■ Required task ■
Type out the complete listing below word for word, without its pictures.

[Excerpt from a dataset]
____________
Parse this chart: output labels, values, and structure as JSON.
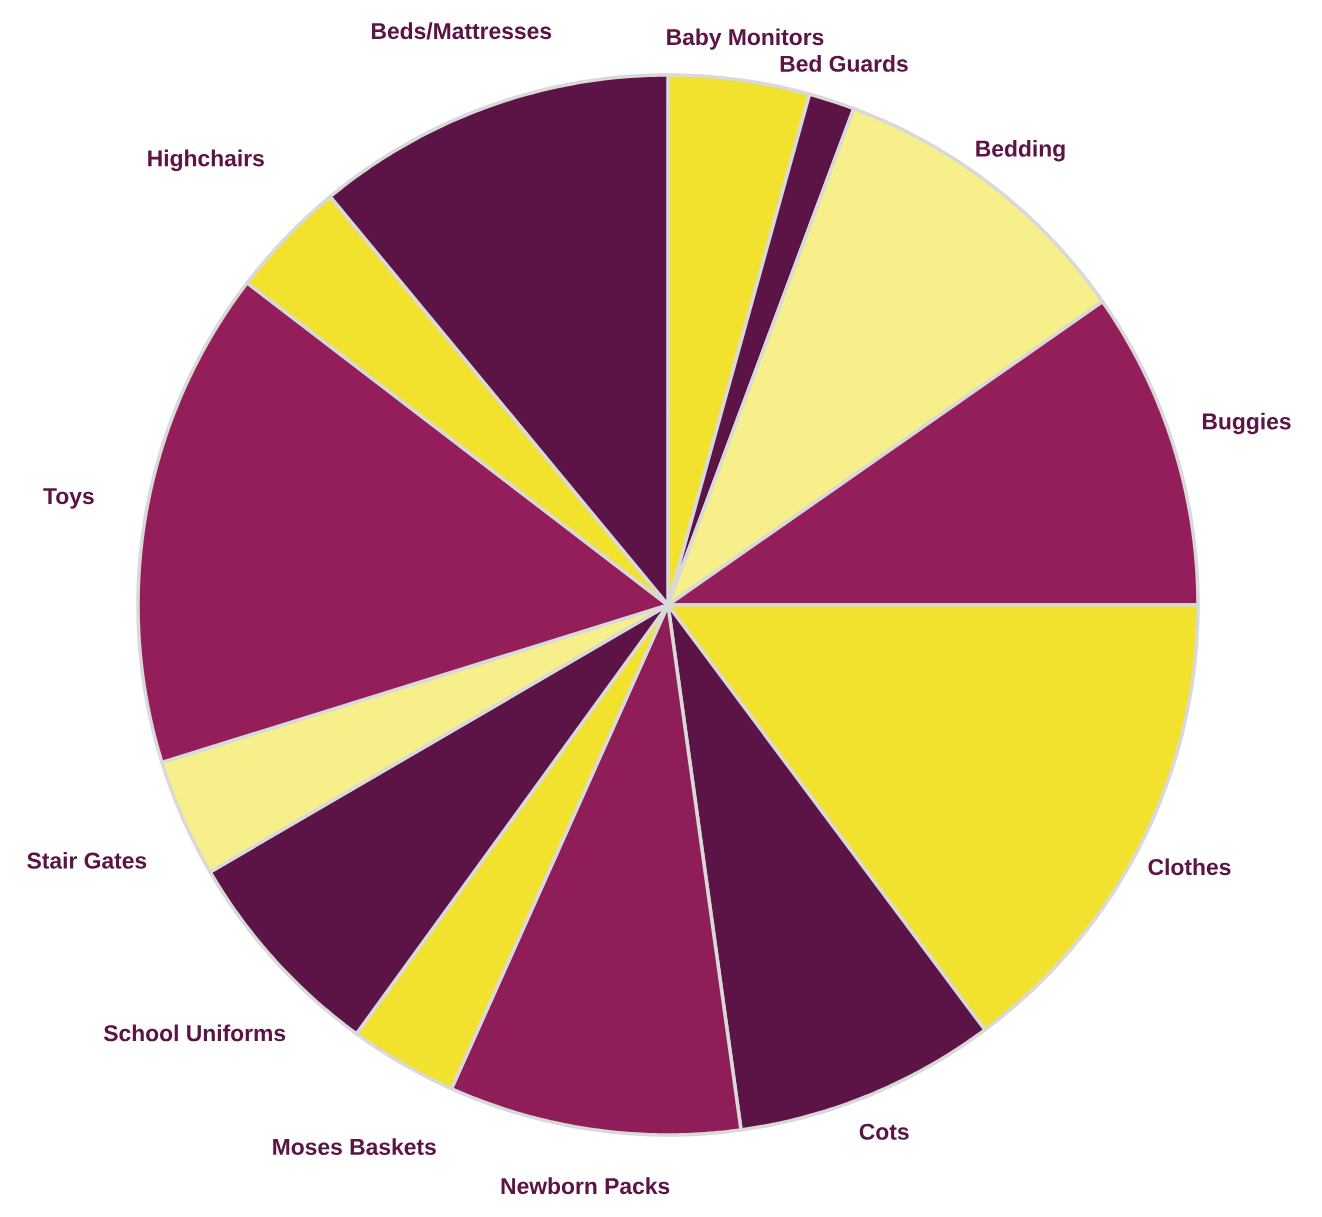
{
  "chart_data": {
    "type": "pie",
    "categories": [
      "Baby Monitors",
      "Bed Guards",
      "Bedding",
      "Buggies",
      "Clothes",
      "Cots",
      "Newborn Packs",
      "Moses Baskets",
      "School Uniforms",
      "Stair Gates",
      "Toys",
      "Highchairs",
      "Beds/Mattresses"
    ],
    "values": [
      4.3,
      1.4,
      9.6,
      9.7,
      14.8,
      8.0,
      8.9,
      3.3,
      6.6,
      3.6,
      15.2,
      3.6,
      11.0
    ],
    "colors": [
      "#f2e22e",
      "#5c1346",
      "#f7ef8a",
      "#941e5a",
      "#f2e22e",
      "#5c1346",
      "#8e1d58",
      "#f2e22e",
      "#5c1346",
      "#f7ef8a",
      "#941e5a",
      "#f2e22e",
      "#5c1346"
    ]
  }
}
____________
■ Task solution ■
Parse this chart: output labels, values, and structure as JSON.
{
  "chart_data": {
    "type": "pie",
    "categories": [
      "Baby Monitors",
      "Bed Guards",
      "Bedding",
      "Buggies",
      "Clothes",
      "Cots",
      "Newborn Packs",
      "Moses Baskets",
      "School Uniforms",
      "Stair Gates",
      "Toys",
      "Highchairs",
      "Beds/Mattresses"
    ],
    "values": [
      4.3,
      1.4,
      9.6,
      9.7,
      14.8,
      8.0,
      8.9,
      3.3,
      6.6,
      3.6,
      15.2,
      3.6,
      11.0
    ],
    "colors": [
      "#f2e22e",
      "#5c1346",
      "#f7ef8a",
      "#941e5a",
      "#f2e22e",
      "#5c1346",
      "#8e1d58",
      "#f2e22e",
      "#5c1346",
      "#f7ef8a",
      "#941e5a",
      "#f2e22e",
      "#5c1346"
    ]
  }
}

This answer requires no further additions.